#### EXERCISE GOAL
Determine how many lines of the material hold the string "Roman" and reply with only that number.

##### RAW DATA #####

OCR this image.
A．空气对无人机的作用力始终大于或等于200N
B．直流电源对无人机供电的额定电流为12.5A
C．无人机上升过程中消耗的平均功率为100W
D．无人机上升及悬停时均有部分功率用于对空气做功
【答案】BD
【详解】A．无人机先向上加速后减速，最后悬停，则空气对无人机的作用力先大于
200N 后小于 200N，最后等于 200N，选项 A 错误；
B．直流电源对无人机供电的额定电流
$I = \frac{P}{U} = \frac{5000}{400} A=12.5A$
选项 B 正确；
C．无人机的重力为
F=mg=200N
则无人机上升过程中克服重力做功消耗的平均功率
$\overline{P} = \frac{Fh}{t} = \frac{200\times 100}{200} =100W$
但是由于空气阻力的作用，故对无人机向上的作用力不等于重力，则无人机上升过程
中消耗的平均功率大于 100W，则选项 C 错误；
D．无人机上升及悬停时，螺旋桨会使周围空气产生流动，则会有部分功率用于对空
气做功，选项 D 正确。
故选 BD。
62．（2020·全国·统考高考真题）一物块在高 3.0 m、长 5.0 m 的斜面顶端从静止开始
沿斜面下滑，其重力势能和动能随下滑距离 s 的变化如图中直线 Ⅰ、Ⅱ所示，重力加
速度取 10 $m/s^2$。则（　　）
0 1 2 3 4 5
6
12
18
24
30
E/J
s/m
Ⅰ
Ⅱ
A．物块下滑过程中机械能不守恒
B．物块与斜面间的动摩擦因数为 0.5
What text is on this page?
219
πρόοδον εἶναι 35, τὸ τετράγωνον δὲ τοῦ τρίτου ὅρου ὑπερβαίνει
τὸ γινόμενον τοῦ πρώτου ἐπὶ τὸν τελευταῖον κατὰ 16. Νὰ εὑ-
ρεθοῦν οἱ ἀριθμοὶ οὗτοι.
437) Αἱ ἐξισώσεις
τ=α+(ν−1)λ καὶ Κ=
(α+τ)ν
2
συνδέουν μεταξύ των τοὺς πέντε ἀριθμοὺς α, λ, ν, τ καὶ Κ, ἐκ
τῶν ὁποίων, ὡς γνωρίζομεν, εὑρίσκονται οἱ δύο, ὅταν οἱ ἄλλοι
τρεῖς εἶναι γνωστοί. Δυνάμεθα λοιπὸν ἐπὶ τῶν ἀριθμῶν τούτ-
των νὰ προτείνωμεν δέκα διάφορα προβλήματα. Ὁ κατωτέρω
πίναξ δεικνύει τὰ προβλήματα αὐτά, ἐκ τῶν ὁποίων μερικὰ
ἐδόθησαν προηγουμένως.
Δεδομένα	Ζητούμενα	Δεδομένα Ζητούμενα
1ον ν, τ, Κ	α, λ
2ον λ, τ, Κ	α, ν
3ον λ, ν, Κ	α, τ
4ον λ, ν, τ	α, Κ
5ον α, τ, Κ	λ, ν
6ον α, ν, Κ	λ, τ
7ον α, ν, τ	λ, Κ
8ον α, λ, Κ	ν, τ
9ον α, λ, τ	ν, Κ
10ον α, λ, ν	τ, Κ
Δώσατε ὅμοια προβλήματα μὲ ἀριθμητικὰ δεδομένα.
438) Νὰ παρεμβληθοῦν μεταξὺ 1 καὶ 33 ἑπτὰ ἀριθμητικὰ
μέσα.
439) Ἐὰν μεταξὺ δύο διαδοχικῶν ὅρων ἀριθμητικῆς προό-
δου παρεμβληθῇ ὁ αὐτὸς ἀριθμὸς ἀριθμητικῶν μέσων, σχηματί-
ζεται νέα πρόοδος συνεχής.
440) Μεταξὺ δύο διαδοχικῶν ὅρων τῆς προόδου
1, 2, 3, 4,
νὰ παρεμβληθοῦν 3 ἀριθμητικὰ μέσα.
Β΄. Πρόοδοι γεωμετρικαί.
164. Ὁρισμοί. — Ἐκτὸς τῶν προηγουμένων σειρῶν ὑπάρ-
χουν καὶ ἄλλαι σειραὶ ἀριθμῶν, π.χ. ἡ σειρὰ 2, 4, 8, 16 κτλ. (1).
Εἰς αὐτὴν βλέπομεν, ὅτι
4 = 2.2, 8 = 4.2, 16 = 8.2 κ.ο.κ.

#####
##### RAW DATA #####

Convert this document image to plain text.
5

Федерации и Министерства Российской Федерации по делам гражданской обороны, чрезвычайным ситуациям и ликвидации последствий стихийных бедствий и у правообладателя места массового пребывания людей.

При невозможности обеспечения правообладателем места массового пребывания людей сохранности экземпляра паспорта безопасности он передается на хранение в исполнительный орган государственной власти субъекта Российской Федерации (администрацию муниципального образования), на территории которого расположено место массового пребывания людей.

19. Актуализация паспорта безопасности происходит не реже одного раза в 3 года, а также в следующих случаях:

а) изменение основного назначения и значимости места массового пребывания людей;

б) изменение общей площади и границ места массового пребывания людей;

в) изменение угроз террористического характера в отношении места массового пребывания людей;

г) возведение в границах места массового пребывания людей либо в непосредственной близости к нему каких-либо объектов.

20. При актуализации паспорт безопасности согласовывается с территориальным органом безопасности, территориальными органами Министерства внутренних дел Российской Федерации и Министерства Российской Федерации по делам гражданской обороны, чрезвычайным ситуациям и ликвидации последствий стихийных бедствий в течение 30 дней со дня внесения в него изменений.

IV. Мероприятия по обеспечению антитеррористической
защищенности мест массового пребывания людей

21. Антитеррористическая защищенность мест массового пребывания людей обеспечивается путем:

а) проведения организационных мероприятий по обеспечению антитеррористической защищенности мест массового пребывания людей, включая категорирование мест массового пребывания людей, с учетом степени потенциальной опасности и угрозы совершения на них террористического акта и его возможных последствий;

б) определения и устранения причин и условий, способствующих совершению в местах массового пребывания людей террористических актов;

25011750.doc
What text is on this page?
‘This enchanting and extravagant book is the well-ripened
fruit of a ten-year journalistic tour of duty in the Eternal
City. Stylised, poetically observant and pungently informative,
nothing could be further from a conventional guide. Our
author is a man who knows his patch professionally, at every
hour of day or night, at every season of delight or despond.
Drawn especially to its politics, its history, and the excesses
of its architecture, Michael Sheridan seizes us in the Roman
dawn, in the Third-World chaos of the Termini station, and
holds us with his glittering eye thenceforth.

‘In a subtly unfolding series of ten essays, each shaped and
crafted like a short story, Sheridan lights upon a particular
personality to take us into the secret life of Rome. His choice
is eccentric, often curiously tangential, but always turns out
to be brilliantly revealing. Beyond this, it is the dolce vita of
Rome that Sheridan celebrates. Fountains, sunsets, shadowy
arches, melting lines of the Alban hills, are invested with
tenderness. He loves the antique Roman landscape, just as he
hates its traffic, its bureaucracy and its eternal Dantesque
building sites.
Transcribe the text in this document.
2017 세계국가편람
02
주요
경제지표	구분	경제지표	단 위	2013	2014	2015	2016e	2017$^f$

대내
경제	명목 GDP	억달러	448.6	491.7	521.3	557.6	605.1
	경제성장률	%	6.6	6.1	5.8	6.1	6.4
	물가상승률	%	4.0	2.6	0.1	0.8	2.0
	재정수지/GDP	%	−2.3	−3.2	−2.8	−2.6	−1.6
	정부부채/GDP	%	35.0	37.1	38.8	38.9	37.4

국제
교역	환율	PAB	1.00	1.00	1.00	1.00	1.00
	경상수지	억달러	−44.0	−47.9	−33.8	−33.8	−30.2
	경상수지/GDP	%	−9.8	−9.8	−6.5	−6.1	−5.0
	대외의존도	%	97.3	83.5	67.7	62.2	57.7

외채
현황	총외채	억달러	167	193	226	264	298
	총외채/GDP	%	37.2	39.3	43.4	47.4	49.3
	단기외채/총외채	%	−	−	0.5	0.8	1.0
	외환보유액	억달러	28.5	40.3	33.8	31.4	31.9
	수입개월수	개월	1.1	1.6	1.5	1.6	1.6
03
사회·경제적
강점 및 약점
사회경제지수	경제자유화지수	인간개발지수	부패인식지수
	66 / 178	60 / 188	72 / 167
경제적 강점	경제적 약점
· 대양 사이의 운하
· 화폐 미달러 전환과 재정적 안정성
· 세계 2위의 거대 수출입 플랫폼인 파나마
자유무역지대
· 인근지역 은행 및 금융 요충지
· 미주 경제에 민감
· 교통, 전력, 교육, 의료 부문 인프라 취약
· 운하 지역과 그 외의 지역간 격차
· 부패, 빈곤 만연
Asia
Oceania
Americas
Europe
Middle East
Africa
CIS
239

#####

#### ANSWER BELOW
2